Do this:
Copy whichever lines contain the string "значения".

Dataset extract:
►
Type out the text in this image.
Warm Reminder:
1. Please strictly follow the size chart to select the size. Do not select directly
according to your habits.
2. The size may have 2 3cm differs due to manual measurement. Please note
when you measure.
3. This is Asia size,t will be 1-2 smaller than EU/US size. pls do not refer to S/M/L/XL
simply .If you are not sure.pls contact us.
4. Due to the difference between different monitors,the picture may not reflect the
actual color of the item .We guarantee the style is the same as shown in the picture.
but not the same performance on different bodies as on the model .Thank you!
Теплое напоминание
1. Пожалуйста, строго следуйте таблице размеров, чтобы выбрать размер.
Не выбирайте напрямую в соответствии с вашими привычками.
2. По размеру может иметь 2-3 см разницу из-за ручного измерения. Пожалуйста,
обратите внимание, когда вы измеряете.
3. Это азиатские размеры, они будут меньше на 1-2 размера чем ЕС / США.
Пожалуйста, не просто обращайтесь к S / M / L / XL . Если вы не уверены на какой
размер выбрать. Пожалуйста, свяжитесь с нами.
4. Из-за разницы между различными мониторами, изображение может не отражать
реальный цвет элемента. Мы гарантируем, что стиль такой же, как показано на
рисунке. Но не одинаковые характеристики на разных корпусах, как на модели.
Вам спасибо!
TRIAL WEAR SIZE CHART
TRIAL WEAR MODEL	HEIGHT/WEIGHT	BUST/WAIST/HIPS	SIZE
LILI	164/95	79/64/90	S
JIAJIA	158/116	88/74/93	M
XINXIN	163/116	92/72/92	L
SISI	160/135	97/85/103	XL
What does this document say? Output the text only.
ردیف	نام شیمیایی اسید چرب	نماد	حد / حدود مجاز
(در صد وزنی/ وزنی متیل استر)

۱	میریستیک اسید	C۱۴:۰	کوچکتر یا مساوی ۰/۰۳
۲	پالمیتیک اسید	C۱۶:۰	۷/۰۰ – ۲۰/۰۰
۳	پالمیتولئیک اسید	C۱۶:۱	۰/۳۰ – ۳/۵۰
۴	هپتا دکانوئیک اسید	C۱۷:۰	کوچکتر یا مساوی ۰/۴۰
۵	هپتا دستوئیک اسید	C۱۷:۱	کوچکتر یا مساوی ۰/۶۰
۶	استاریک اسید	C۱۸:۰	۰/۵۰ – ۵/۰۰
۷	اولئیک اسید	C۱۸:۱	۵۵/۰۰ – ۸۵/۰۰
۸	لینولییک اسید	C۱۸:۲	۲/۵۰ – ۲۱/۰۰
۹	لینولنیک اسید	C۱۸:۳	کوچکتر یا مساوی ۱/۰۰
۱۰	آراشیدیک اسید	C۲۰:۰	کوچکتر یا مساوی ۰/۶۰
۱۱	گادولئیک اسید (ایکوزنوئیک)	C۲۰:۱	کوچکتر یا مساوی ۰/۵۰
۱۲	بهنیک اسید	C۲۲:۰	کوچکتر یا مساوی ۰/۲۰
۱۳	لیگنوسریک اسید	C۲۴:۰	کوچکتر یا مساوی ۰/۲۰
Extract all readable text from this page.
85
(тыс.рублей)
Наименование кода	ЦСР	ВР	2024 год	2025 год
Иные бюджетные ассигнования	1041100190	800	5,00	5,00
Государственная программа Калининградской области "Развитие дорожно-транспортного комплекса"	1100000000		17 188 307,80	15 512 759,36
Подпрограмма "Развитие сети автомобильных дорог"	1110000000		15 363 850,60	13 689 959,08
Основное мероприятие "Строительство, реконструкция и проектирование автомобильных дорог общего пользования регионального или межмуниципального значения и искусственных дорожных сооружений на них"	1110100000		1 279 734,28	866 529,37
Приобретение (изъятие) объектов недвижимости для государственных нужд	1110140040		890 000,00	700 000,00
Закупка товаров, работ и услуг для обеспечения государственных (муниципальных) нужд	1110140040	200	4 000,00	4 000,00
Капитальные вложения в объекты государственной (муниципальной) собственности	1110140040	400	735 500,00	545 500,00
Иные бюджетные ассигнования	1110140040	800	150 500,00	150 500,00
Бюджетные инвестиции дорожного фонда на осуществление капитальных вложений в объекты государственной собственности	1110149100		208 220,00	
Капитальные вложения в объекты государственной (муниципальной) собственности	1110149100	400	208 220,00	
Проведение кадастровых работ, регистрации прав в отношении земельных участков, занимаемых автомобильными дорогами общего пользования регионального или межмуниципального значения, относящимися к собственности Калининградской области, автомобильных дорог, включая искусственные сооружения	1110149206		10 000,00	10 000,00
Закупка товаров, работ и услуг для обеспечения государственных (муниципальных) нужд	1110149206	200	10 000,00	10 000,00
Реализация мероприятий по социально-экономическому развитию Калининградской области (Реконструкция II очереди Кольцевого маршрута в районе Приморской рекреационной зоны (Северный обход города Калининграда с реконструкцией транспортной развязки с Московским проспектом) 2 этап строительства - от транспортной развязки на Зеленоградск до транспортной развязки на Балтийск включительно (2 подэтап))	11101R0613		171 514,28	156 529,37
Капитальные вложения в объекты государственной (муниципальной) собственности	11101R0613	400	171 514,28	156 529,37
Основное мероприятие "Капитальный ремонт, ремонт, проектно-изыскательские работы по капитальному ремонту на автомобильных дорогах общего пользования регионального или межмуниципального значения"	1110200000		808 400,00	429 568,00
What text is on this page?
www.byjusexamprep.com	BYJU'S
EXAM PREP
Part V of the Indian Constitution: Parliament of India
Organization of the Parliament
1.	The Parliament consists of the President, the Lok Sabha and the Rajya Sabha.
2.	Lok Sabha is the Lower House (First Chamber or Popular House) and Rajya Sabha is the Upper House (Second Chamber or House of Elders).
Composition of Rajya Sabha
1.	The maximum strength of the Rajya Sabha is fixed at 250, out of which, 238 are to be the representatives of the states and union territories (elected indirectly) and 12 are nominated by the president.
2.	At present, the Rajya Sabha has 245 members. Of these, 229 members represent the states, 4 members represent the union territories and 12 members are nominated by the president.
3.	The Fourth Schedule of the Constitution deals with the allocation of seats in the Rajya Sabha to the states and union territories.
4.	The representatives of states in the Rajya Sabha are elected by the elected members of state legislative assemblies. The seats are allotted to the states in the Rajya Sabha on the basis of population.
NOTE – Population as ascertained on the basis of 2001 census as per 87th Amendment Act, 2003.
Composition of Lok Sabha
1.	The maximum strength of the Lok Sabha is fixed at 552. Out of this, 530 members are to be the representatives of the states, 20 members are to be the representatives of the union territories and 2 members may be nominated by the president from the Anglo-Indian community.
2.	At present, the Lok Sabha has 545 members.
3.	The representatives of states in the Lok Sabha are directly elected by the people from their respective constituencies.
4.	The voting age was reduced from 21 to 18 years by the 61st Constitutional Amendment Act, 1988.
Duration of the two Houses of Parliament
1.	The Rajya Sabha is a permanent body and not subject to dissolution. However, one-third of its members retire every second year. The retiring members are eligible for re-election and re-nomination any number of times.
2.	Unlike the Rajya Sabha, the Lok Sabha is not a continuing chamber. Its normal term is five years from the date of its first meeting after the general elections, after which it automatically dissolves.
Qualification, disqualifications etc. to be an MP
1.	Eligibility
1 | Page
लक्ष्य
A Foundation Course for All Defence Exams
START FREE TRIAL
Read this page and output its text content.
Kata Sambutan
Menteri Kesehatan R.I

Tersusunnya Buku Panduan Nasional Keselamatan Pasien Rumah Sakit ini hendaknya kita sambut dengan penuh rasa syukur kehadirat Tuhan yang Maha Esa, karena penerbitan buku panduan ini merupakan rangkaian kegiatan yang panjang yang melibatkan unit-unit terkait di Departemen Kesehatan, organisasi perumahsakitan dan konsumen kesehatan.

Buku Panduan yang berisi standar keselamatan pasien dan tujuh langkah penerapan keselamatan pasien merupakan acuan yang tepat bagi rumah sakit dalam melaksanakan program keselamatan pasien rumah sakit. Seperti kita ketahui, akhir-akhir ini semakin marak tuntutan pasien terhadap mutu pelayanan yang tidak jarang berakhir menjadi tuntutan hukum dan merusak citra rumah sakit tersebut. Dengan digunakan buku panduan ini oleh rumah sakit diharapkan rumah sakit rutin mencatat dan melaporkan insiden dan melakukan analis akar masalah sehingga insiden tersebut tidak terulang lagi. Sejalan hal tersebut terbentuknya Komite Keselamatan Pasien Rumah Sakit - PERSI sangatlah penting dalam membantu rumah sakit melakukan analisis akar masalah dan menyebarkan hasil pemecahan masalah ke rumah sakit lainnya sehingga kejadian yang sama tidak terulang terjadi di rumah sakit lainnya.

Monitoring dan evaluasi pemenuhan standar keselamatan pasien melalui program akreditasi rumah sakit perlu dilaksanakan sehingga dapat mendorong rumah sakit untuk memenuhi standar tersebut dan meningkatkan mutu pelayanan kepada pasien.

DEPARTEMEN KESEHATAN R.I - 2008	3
◄
Reply:
Основное мероприятие "Строительство, реконструкция и проектирование автомобильных дорог общего пользования регионального или межмуниципального значения и искусственных дорожных сооружений на них"	1110100000		1 279 734,28	866 529,37
Проведение кадастровых работ, регистрации прав в отношении земельных участков, занимаемых автомобильными дорогами общего пользования регионального или межмуниципального значения, относящимися к собственности Калининградской области, автомобильных дорог, включая искусственные сооружения	1110149206		10 000,00	10 000,00
Основное мероприятие "Капитальный ремонт, ремонт, проектно-изыскательские работы по капитальному ремонту на автомобильных дорогах общего пользования регионального или межмуниципального значения"	1110200000		808 400,00	429 568,00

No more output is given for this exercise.